Go through the listing and copy each line with the string "世纪中国公共图书馆进程的十大创新".

------ Supplied material ------

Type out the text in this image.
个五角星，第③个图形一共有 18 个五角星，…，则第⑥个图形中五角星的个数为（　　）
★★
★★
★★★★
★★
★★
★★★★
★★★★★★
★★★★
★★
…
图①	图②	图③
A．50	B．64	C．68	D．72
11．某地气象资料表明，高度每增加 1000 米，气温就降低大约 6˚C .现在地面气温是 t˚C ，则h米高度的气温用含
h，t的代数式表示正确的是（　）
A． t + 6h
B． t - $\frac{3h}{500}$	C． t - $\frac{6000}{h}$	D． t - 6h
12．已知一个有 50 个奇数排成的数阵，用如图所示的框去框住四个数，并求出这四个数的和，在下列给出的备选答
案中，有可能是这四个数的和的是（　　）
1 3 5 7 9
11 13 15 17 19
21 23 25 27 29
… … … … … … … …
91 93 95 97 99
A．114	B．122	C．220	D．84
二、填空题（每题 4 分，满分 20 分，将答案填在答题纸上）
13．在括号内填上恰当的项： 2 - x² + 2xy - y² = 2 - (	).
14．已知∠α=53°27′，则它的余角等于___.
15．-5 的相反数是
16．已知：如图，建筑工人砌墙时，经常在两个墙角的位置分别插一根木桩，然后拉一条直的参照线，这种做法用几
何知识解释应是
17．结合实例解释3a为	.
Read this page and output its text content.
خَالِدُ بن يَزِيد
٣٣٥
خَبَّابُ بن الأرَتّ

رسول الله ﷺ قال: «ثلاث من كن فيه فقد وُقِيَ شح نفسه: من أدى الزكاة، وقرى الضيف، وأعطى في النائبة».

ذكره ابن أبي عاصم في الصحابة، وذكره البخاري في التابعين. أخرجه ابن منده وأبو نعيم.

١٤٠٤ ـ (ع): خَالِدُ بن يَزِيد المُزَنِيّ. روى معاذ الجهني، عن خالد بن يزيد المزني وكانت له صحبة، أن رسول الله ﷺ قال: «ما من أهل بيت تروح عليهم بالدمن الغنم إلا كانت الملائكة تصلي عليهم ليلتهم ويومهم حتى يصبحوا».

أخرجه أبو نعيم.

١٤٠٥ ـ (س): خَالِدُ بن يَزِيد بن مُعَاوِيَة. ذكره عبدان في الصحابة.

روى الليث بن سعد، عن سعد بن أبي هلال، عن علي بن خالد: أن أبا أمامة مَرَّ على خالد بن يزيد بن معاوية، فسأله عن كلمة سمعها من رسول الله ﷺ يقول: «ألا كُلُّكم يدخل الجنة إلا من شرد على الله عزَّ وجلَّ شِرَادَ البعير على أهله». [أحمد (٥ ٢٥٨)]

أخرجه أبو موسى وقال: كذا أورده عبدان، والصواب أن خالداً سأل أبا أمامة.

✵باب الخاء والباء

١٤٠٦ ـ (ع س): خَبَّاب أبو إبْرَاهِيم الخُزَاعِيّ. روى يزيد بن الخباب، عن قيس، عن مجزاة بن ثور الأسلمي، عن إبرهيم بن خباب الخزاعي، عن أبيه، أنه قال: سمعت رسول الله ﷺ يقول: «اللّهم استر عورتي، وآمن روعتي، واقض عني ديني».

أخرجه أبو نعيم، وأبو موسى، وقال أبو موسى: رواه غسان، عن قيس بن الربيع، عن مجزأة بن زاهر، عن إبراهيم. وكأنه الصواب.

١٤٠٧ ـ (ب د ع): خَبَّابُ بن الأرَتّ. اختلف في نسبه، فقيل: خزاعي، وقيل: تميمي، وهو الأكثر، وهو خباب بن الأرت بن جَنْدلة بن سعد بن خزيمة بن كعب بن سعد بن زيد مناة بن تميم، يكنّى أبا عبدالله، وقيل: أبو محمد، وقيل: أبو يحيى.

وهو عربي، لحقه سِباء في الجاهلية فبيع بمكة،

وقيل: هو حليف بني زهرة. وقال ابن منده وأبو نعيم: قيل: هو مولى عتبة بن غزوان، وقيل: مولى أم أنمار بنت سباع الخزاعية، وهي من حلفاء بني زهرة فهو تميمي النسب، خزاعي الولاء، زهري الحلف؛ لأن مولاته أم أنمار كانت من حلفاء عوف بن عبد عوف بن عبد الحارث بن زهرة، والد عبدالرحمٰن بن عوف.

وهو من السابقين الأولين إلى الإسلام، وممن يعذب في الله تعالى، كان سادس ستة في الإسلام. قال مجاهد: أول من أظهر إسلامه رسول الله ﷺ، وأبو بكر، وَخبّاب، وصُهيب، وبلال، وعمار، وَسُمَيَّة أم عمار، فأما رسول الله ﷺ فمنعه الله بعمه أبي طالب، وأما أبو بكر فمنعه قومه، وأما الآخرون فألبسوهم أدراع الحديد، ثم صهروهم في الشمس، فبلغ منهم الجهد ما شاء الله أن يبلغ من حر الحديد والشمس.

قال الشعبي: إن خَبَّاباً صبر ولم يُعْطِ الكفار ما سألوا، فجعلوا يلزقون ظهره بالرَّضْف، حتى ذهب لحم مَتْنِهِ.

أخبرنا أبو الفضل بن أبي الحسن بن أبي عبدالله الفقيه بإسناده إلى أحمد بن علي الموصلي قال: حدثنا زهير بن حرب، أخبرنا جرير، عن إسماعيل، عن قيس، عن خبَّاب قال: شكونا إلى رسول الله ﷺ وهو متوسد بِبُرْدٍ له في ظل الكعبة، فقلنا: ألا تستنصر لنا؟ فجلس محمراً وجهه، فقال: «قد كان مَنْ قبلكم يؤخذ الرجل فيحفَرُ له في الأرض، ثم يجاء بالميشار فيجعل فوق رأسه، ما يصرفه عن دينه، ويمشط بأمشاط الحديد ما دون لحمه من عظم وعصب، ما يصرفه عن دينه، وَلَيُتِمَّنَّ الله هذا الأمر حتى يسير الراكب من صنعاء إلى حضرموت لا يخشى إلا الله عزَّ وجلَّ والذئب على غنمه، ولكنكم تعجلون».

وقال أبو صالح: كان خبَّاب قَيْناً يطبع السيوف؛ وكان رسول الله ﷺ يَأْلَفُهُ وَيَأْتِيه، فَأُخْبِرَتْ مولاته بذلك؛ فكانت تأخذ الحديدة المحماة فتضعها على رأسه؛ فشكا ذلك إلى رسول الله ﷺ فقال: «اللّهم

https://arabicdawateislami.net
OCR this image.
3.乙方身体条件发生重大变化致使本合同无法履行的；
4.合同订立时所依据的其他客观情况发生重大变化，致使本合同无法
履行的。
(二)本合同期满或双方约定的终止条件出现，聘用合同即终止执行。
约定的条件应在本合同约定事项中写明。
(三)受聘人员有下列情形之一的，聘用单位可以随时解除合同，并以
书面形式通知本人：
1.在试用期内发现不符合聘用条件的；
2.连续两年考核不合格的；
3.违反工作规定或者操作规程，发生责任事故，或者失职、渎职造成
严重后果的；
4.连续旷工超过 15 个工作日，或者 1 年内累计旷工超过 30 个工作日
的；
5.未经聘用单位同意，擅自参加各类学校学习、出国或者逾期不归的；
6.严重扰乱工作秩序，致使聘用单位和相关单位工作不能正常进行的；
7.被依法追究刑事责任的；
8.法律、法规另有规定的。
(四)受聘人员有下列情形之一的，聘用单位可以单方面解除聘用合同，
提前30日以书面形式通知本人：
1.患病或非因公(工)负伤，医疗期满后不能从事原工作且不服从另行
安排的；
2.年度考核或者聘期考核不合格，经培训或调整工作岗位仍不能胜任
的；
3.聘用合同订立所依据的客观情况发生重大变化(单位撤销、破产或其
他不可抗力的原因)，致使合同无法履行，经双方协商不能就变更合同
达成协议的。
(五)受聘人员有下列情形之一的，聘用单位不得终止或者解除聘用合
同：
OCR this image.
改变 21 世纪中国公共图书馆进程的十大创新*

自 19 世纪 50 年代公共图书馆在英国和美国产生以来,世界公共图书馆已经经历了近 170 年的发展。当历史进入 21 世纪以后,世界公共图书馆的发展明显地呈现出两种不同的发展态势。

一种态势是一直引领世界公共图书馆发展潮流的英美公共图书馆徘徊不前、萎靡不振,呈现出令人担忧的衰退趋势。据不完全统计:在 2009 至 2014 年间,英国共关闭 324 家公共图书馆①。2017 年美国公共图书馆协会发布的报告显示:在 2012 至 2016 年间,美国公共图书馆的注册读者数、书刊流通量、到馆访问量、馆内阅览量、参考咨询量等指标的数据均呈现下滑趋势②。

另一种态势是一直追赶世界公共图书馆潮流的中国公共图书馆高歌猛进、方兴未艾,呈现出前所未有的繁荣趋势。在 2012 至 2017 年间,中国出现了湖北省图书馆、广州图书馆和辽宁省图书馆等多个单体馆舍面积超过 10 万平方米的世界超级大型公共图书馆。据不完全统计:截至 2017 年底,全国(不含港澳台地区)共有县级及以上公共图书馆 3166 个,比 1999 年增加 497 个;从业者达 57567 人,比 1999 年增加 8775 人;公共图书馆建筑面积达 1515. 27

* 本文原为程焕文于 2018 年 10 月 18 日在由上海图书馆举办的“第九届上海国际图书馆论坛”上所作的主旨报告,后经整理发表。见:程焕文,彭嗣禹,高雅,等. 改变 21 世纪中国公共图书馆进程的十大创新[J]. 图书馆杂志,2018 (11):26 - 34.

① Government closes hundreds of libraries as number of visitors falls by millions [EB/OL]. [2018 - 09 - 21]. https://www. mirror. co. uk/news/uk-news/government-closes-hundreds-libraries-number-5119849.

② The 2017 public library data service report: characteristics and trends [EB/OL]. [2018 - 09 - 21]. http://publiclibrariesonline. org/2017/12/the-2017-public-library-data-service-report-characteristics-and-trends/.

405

------

* Output below:
改变 21 世纪中国公共图书馆进程的十大创新*
* 本文原为程焕文于 2018 年 10 月 18 日在由上海图书馆举办的“第九届上海国际图书馆论坛”上所作的主旨报告,后经整理发表。见:程焕文,彭嗣禹,高雅,等. 改变 21 世纪中国公共图书馆进程的十大创新[J]. 图书馆杂志,2018 (11):26 - 34.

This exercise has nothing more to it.